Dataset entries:
◇ ◇ ◇ ◇
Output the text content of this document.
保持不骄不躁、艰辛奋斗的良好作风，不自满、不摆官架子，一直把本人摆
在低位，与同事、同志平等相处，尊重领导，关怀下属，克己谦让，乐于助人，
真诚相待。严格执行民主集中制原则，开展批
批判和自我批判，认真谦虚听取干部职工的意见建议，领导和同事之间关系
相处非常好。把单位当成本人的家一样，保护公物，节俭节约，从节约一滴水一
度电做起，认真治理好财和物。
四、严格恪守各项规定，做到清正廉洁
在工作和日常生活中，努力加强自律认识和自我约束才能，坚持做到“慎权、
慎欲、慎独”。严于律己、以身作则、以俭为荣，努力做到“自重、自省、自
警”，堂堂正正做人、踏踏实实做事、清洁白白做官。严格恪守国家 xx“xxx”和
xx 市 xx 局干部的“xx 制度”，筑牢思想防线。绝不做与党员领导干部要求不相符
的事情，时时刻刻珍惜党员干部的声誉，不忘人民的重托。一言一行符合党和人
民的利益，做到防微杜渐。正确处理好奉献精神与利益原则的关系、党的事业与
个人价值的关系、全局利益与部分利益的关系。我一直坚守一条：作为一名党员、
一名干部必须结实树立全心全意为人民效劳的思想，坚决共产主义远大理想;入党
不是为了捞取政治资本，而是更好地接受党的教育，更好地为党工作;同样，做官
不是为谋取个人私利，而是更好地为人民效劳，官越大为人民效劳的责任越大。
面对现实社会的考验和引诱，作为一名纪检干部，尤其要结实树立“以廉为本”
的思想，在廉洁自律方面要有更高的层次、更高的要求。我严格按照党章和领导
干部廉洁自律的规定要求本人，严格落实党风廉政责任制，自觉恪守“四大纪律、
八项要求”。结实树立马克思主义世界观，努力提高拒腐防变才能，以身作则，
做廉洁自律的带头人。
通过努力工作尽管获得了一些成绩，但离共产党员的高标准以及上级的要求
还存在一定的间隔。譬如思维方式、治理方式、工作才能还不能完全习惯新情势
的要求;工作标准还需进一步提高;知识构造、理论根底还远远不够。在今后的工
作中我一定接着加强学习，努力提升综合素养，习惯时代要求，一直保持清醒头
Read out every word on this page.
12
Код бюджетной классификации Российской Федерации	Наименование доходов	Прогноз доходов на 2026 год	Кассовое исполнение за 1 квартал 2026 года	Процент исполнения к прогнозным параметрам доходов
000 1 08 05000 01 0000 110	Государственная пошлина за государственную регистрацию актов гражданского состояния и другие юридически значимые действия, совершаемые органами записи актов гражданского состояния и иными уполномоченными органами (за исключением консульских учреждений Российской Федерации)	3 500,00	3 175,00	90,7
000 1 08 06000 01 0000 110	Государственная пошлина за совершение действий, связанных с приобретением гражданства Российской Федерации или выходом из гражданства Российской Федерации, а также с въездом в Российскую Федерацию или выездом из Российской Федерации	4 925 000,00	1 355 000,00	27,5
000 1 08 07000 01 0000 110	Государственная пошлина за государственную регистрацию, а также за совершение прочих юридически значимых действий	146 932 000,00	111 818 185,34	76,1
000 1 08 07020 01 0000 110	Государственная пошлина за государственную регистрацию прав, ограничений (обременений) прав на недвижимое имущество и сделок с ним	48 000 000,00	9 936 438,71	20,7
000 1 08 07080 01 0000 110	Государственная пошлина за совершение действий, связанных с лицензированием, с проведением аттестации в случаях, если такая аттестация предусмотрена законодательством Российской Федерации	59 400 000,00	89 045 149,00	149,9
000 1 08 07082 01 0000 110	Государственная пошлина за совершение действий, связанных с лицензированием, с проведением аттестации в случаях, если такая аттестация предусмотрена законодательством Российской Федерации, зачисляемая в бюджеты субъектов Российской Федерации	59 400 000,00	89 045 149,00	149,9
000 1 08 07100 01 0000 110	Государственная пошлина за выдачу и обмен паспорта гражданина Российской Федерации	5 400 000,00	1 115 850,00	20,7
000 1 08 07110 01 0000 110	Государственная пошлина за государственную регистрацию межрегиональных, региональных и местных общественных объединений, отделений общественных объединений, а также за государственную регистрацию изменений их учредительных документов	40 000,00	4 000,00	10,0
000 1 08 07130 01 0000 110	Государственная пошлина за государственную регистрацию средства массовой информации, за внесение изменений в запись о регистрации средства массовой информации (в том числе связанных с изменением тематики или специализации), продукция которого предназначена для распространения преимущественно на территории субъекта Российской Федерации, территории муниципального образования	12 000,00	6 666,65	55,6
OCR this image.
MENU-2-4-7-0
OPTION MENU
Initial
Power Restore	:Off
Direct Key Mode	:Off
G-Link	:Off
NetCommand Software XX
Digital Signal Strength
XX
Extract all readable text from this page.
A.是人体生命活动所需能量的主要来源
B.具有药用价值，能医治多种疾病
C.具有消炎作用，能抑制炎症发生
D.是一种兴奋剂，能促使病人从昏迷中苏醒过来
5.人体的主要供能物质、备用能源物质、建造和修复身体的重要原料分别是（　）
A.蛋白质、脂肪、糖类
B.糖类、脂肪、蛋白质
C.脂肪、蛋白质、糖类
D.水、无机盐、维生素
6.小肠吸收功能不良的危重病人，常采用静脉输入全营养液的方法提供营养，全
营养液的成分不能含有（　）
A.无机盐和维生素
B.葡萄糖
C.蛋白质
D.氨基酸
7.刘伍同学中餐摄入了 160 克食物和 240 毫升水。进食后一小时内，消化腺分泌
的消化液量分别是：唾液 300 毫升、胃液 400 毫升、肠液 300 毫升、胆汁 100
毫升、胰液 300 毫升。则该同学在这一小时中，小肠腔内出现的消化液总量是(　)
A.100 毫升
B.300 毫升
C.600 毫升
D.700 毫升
◇ ◇ ◇ ◇
Exercise objective:
Scan the entries above for the word "page" and collect each line holding it.

Result below:
Read out every word on this page.
Extract all readable text from this page.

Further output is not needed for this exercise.